__TASK REQUIREMENTS__
Make an exact copy of the lines below.

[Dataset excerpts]
————————
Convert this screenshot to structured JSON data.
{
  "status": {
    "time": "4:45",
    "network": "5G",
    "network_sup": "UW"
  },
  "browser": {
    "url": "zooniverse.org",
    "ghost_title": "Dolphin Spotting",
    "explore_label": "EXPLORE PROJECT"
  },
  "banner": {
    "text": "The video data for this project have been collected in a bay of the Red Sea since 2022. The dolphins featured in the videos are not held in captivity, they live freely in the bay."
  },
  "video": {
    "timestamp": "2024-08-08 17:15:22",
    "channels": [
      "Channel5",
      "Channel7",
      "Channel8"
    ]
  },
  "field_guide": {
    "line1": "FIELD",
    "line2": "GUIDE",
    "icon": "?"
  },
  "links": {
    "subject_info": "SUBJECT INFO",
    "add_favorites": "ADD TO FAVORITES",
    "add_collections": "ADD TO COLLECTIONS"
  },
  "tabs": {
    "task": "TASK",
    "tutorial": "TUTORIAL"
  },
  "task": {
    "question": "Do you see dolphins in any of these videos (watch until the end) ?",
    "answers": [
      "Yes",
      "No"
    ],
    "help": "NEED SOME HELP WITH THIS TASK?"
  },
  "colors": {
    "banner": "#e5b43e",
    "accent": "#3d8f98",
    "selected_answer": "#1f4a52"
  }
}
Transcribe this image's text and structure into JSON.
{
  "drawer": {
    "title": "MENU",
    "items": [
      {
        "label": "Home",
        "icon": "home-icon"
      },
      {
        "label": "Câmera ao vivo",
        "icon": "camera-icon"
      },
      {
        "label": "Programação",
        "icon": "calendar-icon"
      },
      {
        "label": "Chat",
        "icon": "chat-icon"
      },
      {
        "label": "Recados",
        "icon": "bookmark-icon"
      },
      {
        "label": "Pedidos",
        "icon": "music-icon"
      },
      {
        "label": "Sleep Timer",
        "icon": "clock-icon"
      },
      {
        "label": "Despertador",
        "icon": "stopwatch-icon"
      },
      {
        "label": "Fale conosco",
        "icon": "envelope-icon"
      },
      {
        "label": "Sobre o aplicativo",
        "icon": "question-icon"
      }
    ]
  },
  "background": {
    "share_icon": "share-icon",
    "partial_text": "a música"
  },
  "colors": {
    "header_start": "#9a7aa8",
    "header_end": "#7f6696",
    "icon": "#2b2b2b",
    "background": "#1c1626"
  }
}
————————
__ANSWER IN FULL__
Convert this screenshot to structured JSON data.
{
  "status": {
    "time": "4:45",
    "network": "5G",
    "network_sup": "UW"
  },
  "browser": {
    "url": "zooniverse.org",
    "ghost_title": "Dolphin Spotting",
    "explore_label": "EXPLORE PROJECT"
  },
  "banner": {
    "text": "The video data for this project have been collected in a bay of the Red Sea since 2022. The dolphins featured in the videos are not held in captivity, they live freely in the bay."
  },
  "video": {
    "timestamp": "2024-08-08 17:15:22",
    "channels": [
      "Channel5",
      "Channel7",
      "Channel8"
    ]
  },
  "field_guide": {
    "line1": "FIELD",
    "line2": "GUIDE",
    "icon": "?"
  },
  "links": {
    "subject_info": "SUBJECT INFO",
    "add_favorites": "ADD TO FAVORITES",
    "add_collections": "ADD TO COLLECTIONS"
  },
  "tabs": {
    "task": "TASK",
    "tutorial": "TUTORIAL"
  },
  "task": {
    "question": "Do you see dolphins in any of these videos (watch until the end) ?",
    "answers": [
      "Yes",
      "No"
    ],
    "help": "NEED SOME HELP WITH THIS TASK?"
  },
  "colors": {
    "banner": "#e5b43e",
    "accent": "#3d8f98",
    "selected_answer": "#1f4a52"
  }
}
Transcribe this image's text and structure into JSON.
{
  "drawer": {
    "title": "MENU",
    "items": [
      {
        "label": "Home",
        "icon": "home-icon"
      },
      {
        "label": "Câmera ao vivo",
        "icon": "camera-icon"
      },
      {
        "label": "Programação",
        "icon": "calendar-icon"
      },
      {
        "label": "Chat",
        "icon": "chat-icon"
      },
      {
        "label": "Recados",
        "icon": "bookmark-icon"
      },
      {
        "label": "Pedidos",
        "icon": "music-icon"
      },
      {
        "label": "Sleep Timer",
        "icon": "clock-icon"
      },
      {
        "label": "Despertador",
        "icon": "stopwatch-icon"
      },
      {
        "label": "Fale conosco",
        "icon": "envelope-icon"
      },
      {
        "label": "Sobre o aplicativo",
        "icon": "question-icon"
      }
    ]
  },
  "background": {
    "share_icon": "share-icon",
    "partial_text": "a música"
  },
  "colors": {
    "header_start": "#9a7aa8",
    "header_end": "#7f6696",
    "icon": "#2b2b2b",
    "background": "#1c1626"
  }
}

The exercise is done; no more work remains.